_FRAGMENTO PARA LEER_
Es uno de los máximos representantes de la escuela cinética y de la vanguardia latinoamericana de los años sesenta y setenta. Carlos Cruz- Díez (Caracas, Venezuela, 1923) falleció este sábado en París a los 95 años por causas naturales. La noticia fue difundida por su familia en redes sociales. Cruz- Díez, uno de los artistas venezolanos más consolidados internacionalmente, fue uno de los impulsores del llamado arte óptico, corriente artística que utiliza el color como base de experimentación para reflejar la inestabilidad y los valores mutables. Esta corriente fue una de las distintas respuestas que se dieron en Latinoamerica al arraigado movimiento abstracto de la modernidad. En un interesante proceso cada vez más estudiado y revindicado, se retomó el impulso innovador de los años veinte y treinta, dándole la vuelta al mapa de los grandes centros artísticos. Como entonces dijo el pionero Torres- García: «el sur es nuestro Norte». En la segunda ola vanguardista de los años sesenta, frente a la llamada «abstracción geométrica» o fría surgieron distintas respuestas que introducían el cuerpo y la percepción física como parte integrada de la recepción artística. Junto a los artistas Jesús Soto, Alejandro Otero y Juvenal Ravelo  Carlos Cruz- Díez reflexionó sobre las cualidades plásticas del movimiento y del color, defendiendo su autonomía y su independencia del soporte y estableciendo unas condiciones de «durabilidad» que le dan presencia y continuidad a la obra. Fue en 1959 cuando su carrera se consolidó internacionalmente, estableciéndose en París. Un circuito, como sabemos, recurrente en muchos de los artistas de su generación y de las precedentes.

_TAREA 1_
Según el fragmento sobre el artista venezolano, ¿junto a qué artistas reflexionó sobre las cualidades plásticas del movimiento y del color? Nómbralos a todos.
_TAREA 2_
Prosigue el fragmento sobre el artista venezolano a partir de su última oración.

_DATOS GUARDADOS_
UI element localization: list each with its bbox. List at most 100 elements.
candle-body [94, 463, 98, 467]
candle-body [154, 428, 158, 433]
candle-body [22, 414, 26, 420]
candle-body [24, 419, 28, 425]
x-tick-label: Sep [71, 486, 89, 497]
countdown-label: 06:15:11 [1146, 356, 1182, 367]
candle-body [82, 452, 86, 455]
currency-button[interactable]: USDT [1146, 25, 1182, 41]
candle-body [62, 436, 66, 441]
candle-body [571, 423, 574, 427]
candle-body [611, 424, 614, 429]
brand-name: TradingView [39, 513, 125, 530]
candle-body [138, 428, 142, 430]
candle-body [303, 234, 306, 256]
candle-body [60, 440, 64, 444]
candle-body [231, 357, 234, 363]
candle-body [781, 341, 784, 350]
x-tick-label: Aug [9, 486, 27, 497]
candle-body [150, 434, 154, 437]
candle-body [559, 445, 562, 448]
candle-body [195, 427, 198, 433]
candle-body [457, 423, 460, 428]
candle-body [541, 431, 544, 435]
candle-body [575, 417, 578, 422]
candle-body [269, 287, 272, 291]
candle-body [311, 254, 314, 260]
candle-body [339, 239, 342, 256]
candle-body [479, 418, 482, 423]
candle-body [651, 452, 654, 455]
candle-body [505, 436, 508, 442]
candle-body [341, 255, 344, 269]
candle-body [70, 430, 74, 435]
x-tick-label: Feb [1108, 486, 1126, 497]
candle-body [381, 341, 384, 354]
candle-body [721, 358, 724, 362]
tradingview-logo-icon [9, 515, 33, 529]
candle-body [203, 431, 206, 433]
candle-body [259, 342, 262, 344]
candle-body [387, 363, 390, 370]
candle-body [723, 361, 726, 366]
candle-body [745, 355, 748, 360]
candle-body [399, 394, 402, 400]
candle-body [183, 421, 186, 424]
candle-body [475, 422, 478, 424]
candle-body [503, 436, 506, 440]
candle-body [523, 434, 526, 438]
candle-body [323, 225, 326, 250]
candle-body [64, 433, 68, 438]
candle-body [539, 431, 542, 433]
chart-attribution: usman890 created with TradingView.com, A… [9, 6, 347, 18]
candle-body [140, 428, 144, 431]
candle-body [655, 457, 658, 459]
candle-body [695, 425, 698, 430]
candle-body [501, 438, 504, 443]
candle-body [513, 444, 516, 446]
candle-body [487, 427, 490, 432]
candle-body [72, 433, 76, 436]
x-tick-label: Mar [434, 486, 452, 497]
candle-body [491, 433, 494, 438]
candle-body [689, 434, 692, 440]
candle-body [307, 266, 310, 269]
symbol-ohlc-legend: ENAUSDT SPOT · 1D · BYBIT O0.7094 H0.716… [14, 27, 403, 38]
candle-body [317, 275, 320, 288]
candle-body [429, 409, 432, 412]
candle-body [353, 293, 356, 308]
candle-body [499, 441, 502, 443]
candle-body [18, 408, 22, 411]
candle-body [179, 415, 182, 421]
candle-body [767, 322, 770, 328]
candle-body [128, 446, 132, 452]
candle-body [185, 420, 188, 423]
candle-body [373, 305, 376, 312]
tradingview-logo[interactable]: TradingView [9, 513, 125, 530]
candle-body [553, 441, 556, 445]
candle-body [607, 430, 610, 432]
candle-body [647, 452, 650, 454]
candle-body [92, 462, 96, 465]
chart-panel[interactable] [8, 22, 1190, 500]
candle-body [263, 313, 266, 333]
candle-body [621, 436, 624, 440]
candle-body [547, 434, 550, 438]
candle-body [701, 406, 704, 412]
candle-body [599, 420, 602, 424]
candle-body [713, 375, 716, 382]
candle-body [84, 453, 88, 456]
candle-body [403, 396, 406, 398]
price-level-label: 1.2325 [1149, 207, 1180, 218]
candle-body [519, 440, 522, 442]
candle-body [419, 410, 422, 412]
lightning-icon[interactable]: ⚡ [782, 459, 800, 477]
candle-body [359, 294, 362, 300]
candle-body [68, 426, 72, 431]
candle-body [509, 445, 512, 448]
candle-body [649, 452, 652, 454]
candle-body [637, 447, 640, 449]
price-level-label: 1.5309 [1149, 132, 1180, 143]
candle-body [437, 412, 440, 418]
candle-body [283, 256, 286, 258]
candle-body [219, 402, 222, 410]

_RESPUESTA 1_
Jesús Soto, Alejandro Otero y Juvenal Ravelo.

_RESPUESTA 2_
Las obras de Cruz- Díez están presentes en museos internacionales como el MoMA, Nueva York; la Tate Modern de Londres, el Musée d’Art Moderne de la Ville de Paris, el Centre Pompidou o el Wallraf-Richartz Museum de Colonia. El Museum of Fine Arts de Houston acogió su última exposición retrospectiva, Carlos Cruz-Diez. Color in Space and Time en 2011. Además de creador plástico, Cruz- Díez también tiene una considerable obra teórica, desarrollada en ocho investigaciones: Couleur Additive, Physichromie, Induction Chromatique, Chromointerférence, Transchromie, Chromosaturation, Chromoscope y Couleur à l’Espace. Esta fascinación por el color comenzó cuando era niño a raíz de la pequeña fábrica de botellas de gaseosa que montó su padre, experimentando un fuerte impacto estético al observar la acción de luz en las vidrieras. Estudió en la Escuela de Artes Plásticas y Aplicadas y trabajó como ilustrador y diseñador gráfico de la revista El Farol de la Creole Petroleum Corporation e ilustró también otras publicaciones. Colaboró con diversos periódicos venezolanos realizando cómics y viñetas.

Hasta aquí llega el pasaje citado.